INFORMATION PROVIDED
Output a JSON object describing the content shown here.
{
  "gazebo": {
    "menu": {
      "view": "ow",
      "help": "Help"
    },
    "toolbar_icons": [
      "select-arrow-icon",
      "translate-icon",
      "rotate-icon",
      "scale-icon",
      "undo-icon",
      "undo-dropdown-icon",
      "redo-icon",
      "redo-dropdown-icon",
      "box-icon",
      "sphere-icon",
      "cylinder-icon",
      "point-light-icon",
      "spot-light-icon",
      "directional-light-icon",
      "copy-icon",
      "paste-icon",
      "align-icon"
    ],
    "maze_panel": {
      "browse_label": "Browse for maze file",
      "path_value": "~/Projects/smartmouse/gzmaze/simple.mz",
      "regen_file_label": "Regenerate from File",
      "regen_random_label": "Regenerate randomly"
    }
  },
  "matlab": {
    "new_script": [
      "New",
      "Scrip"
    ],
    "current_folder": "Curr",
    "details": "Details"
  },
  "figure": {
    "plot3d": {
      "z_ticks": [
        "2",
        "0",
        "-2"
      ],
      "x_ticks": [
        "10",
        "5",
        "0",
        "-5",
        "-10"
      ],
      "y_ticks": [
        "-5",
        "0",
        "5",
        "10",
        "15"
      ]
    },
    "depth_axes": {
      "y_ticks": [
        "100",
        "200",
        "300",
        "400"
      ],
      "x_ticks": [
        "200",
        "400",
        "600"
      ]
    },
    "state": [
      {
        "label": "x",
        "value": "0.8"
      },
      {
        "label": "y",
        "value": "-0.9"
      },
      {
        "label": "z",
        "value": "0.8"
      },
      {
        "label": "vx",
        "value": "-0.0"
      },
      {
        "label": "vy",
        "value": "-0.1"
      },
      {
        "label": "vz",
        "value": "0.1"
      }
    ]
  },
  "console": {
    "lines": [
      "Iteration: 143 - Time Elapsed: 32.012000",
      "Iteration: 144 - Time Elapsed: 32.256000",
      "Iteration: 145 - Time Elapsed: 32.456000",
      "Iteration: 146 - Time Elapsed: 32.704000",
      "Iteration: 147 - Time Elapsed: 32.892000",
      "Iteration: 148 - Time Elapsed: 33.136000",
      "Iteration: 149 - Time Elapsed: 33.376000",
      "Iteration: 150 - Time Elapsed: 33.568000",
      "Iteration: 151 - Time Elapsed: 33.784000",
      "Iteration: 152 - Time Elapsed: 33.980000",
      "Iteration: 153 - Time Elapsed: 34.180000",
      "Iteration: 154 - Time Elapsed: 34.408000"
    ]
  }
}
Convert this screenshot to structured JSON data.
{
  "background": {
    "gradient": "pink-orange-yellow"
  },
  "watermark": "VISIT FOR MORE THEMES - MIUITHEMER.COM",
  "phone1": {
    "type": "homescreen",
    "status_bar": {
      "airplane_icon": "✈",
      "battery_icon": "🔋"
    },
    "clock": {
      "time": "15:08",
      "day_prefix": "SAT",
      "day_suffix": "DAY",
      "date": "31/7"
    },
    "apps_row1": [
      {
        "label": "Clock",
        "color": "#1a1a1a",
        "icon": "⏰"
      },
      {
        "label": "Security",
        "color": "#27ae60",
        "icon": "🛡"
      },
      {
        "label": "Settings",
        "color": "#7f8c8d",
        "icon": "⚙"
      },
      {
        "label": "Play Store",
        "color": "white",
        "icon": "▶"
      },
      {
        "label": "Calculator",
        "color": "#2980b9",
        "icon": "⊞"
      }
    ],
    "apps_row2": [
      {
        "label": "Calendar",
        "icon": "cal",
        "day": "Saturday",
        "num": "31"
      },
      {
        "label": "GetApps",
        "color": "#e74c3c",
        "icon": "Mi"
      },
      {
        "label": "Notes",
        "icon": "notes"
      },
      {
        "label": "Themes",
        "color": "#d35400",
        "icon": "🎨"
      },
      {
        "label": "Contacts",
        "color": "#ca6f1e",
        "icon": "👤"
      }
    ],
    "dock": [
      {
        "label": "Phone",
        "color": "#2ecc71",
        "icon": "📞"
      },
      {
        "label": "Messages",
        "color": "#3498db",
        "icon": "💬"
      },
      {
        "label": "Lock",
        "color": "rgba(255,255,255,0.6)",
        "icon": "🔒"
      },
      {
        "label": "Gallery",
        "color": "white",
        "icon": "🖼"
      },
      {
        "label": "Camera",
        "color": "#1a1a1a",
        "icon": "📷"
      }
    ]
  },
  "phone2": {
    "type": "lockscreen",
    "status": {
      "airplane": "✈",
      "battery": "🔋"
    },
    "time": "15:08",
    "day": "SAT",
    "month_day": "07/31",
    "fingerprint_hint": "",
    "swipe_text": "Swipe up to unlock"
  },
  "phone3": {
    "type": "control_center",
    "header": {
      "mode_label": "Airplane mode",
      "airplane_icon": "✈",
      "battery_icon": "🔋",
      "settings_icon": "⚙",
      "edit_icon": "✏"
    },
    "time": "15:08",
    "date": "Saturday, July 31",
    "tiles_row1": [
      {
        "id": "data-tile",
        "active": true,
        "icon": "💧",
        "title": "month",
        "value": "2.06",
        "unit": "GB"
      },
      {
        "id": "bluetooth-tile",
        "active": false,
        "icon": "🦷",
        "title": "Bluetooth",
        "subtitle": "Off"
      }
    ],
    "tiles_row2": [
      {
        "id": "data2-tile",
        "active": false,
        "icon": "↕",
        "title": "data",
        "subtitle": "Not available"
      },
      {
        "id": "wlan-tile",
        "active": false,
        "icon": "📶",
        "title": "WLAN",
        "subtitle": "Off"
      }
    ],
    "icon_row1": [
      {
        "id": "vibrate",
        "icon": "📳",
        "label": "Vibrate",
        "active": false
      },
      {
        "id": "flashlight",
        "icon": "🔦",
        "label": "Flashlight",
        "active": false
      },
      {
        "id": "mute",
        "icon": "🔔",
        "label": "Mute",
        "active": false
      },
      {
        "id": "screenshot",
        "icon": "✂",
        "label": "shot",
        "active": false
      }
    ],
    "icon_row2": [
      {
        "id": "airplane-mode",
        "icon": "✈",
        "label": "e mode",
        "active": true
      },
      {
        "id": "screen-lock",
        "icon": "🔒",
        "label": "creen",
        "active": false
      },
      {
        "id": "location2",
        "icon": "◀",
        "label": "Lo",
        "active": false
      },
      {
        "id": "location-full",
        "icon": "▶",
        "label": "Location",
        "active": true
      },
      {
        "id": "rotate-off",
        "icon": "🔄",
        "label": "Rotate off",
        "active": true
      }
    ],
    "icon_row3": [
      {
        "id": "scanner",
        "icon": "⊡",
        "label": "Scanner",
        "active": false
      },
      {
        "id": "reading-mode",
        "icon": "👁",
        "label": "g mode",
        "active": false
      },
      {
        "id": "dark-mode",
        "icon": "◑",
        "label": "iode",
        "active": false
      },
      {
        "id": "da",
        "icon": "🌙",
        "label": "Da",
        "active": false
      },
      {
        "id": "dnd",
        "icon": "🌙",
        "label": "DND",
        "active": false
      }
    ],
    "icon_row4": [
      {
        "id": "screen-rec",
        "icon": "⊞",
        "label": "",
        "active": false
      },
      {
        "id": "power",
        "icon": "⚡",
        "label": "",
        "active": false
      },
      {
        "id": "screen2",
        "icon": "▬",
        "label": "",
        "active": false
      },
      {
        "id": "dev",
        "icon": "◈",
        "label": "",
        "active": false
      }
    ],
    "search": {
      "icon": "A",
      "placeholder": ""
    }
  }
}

PROBLEM
Transcribe all of the lines in the records precisely.

EXERCISE ANSWER
Output a JSON object describing the content shown here.
{
  "gazebo": {
    "menu": {
      "view": "ow",
      "help": "Help"
    },
    "toolbar_icons": [
      "select-arrow-icon",
      "translate-icon",
      "rotate-icon",
      "scale-icon",
      "undo-icon",
      "undo-dropdown-icon",
      "redo-icon",
      "redo-dropdown-icon",
      "box-icon",
      "sphere-icon",
      "cylinder-icon",
      "point-light-icon",
      "spot-light-icon",
      "directional-light-icon",
      "copy-icon",
      "paste-icon",
      "align-icon"
    ],
    "maze_panel": {
      "browse_label": "Browse for maze file",
      "path_value": "~/Projects/smartmouse/gzmaze/simple.mz",
      "regen_file_label": "Regenerate from File",
      "regen_random_label": "Regenerate randomly"
    }
  },
  "matlab": {
    "new_script": [
      "New",
      "Scrip"
    ],
    "current_folder": "Curr",
    "details": "Details"
  },
  "figure": {
    "plot3d": {
      "z_ticks": [
        "2",
        "0",
        "-2"
      ],
      "x_ticks": [
        "10",
        "5",
        "0",
        "-5",
        "-10"
      ],
      "y_ticks": [
        "-5",
        "0",
        "5",
        "10",
        "15"
      ]
    },
    "depth_axes": {
      "y_ticks": [
        "100",
        "200",
        "300",
        "400"
      ],
      "x_ticks": [
        "200",
        "400",
        "600"
      ]
    },
    "state": [
      {
        "label": "x",
        "value": "0.8"
      },
      {
        "label": "y",
        "value": "-0.9"
      },
      {
        "label": "z",
        "value": "0.8"
      },
      {
        "label": "vx",
        "value": "-0.0"
      },
      {
        "label": "vy",
        "value": "-0.1"
      },
      {
        "label": "vz",
        "value": "0.1"
      }
    ]
  },
  "console": {
    "lines": [
      "Iteration: 143 - Time Elapsed: 32.012000",
      "Iteration: 144 - Time Elapsed: 32.256000",
      "Iteration: 145 - Time Elapsed: 32.456000",
      "Iteration: 146 - Time Elapsed: 32.704000",
      "Iteration: 147 - Time Elapsed: 32.892000",
      "Iteration: 148 - Time Elapsed: 33.136000",
      "Iteration: 149 - Time Elapsed: 33.376000",
      "Iteration: 150 - Time Elapsed: 33.568000",
      "Iteration: 151 - Time Elapsed: 33.784000",
      "Iteration: 152 - Time Elapsed: 33.980000",
      "Iteration: 153 - Time Elapsed: 34.180000",
      "Iteration: 154 - Time Elapsed: 34.408000"
    ]
  }
}
Convert this screenshot to structured JSON data.
{
  "background": {
    "gradient": "pink-orange-yellow"
  },
  "watermark": "VISIT FOR MORE THEMES - MIUITHEMER.COM",
  "phone1": {
    "type": "homescreen",
    "status_bar": {
      "airplane_icon": "✈",
      "battery_icon": "🔋"
    },
    "clock": {
      "time": "15:08",
      "day_prefix": "SAT",
      "day_suffix": "DAY",
      "date": "31/7"
    },
    "apps_row1": [
      {
        "label": "Clock",
        "color": "#1a1a1a",
        "icon": "⏰"
      },
      {
        "label": "Security",
        "color": "#27ae60",
        "icon": "🛡"
      },
      {
        "label": "Settings",
        "color": "#7f8c8d",
        "icon": "⚙"
      },
      {
        "label": "Play Store",
        "color": "white",
        "icon": "▶"
      },
      {
        "label": "Calculator",
        "color": "#2980b9",
        "icon": "⊞"
      }
    ],
    "apps_row2": [
      {
        "label": "Calendar",
        "icon": "cal",
        "day": "Saturday",
        "num": "31"
      },
      {
        "label": "GetApps",
        "color": "#e74c3c",
        "icon": "Mi"
      },
      {
        "label": "Notes",
        "icon": "notes"
      },
      {
        "label": "Themes",
        "color": "#d35400",
        "icon": "🎨"
      },
      {
        "label": "Contacts",
        "color": "#ca6f1e",
        "icon": "👤"
      }
    ],
    "dock": [
      {
        "label": "Phone",
        "color": "#2ecc71",
        "icon": "📞"
      },
      {
        "label": "Messages",
        "color": "#3498db",
        "icon": "💬"
      },
      {
        "label": "Lock",
        "color": "rgba(255,255,255,0.6)",
        "icon": "🔒"
      },
      {
        "label": "Gallery",
        "color": "white",
        "icon": "🖼"
      },
      {
        "label": "Camera",
        "color": "#1a1a1a",
        "icon": "📷"
      }
    ]
  },
  "phone2": {
    "type": "lockscreen",
    "status": {
      "airplane": "✈",
      "battery": "🔋"
    },
    "time": "15:08",
    "day": "SAT",
    "month_day": "07/31",
    "fingerprint_hint": "",
    "swipe_text": "Swipe up to unlock"
  },
  "phone3": {
    "type": "control_center",
    "header": {
      "mode_label": "Airplane mode",
      "airplane_icon": "✈",
      "battery_icon": "🔋",
      "settings_icon": "⚙",
      "edit_icon": "✏"
    },
    "time": "15:08",
    "date": "Saturday, July 31",
    "tiles_row1": [
      {
        "id": "data-tile",
        "active": true,
        "icon": "💧",
        "title": "month",
        "value": "2.06",
        "unit": "GB"
      },
      {
        "id": "bluetooth-tile",
        "active": false,
        "icon": "🦷",
        "title": "Bluetooth",
        "subtitle": "Off"
      }
    ],
    "tiles_row2": [
      {
        "id": "data2-tile",
        "active": false,
        "icon": "↕",
        "title": "data",
        "subtitle": "Not available"
      },
      {
        "id": "wlan-tile",
        "active": false,
        "icon": "📶",
        "title": "WLAN",
        "subtitle": "Off"
      }
    ],
    "icon_row1": [
      {
        "id": "vibrate",
        "icon": "📳",
        "label": "Vibrate",
        "active": false
      },
      {
        "id": "flashlight",
        "icon": "🔦",
        "label": "Flashlight",
        "active": false
      },
      {
        "id": "mute",
        "icon": "🔔",
        "label": "Mute",
        "active": false
      },
      {
        "id": "screenshot",
        "icon": "✂",
        "label": "shot",
        "active": false
      }
    ],
    "icon_row2": [
      {
        "id": "airplane-mode",
        "icon": "✈",
        "label": "e mode",
        "active": true
      },
      {
        "id": "screen-lock",
        "icon": "🔒",
        "label": "creen",
        "active": false
      },
      {
        "id": "location2",
        "icon": "◀",
        "label": "Lo",
        "active": false
      },
      {
        "id": "location-full",
        "icon": "▶",
        "label": "Location",
        "active": true
      },
      {
        "id": "rotate-off",
        "icon": "🔄",
        "label": "Rotate off",
        "active": true
      }
    ],
    "icon_row3": [
      {
        "id": "scanner",
        "icon": "⊡",
        "label": "Scanner",
        "active": false
      },
      {
        "id": "reading-mode",
        "icon": "👁",
        "label": "g mode",
        "active": false
      },
      {
        "id": "dark-mode",
        "icon": "◑",
        "label": "iode",
        "active": false
      },
      {
        "id": "da",
        "icon": "🌙",
        "label": "Da",
        "active": false
      },
      {
        "id": "dnd",
        "icon": "🌙",
        "label": "DND",
        "active": false
      }
    ],
    "icon_row4": [
      {
        "id": "screen-rec",
        "icon": "⊞",
        "label": "",
        "active": false
      },
      {
        "id": "power",
        "icon": "⚡",
        "label": "",
        "active": false
      },
      {
        "id": "screen2",
        "icon": "▬",
        "label": "",
        "active": false
      },
      {
        "id": "dev",
        "icon": "◈",
        "label": "",
        "active": false
      }
    ],
    "search": {
      "icon": "A",
      "placeholder": ""
    }
  }
}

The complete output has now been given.